● Instructions to follow
Return the records in full, exactly as given.

[Stored records]
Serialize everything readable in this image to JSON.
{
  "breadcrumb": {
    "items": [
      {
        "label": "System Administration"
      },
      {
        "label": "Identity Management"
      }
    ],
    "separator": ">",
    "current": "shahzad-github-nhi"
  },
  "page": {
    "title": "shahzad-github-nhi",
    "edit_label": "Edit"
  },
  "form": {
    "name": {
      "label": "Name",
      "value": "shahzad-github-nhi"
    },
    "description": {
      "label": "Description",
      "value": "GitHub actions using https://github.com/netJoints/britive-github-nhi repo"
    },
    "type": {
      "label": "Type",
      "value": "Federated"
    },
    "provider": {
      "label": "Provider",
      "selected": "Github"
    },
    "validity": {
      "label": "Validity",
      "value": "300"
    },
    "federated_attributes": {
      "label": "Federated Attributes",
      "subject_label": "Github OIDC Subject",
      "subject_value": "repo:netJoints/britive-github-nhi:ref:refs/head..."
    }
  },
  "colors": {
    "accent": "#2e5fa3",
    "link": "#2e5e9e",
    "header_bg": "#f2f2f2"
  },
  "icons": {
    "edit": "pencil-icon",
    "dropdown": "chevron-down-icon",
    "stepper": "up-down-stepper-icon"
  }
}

● Full solution
Serialize everything readable in this image to JSON.
{
  "breadcrumb": {
    "items": [
      {
        "label": "System Administration"
      },
      {
        "label": "Identity Management"
      }
    ],
    "separator": ">",
    "current": "shahzad-github-nhi"
  },
  "page": {
    "title": "shahzad-github-nhi",
    "edit_label": "Edit"
  },
  "form": {
    "name": {
      "label": "Name",
      "value": "shahzad-github-nhi"
    },
    "description": {
      "label": "Description",
      "value": "GitHub actions using https://github.com/netJoints/britive-github-nhi repo"
    },
    "type": {
      "label": "Type",
      "value": "Federated"
    },
    "provider": {
      "label": "Provider",
      "selected": "Github"
    },
    "validity": {
      "label": "Validity",
      "value": "300"
    },
    "federated_attributes": {
      "label": "Federated Attributes",
      "subject_label": "Github OIDC Subject",
      "subject_value": "repo:netJoints/britive-github-nhi:ref:refs/head..."
    }
  },
  "colors": {
    "accent": "#2e5fa3",
    "link": "#2e5e9e",
    "header_bg": "#f2f2f2"
  },
  "icons": {
    "edit": "pencil-icon",
    "dropdown": "chevron-down-icon",
    "stepper": "up-down-stepper-icon"
  }
}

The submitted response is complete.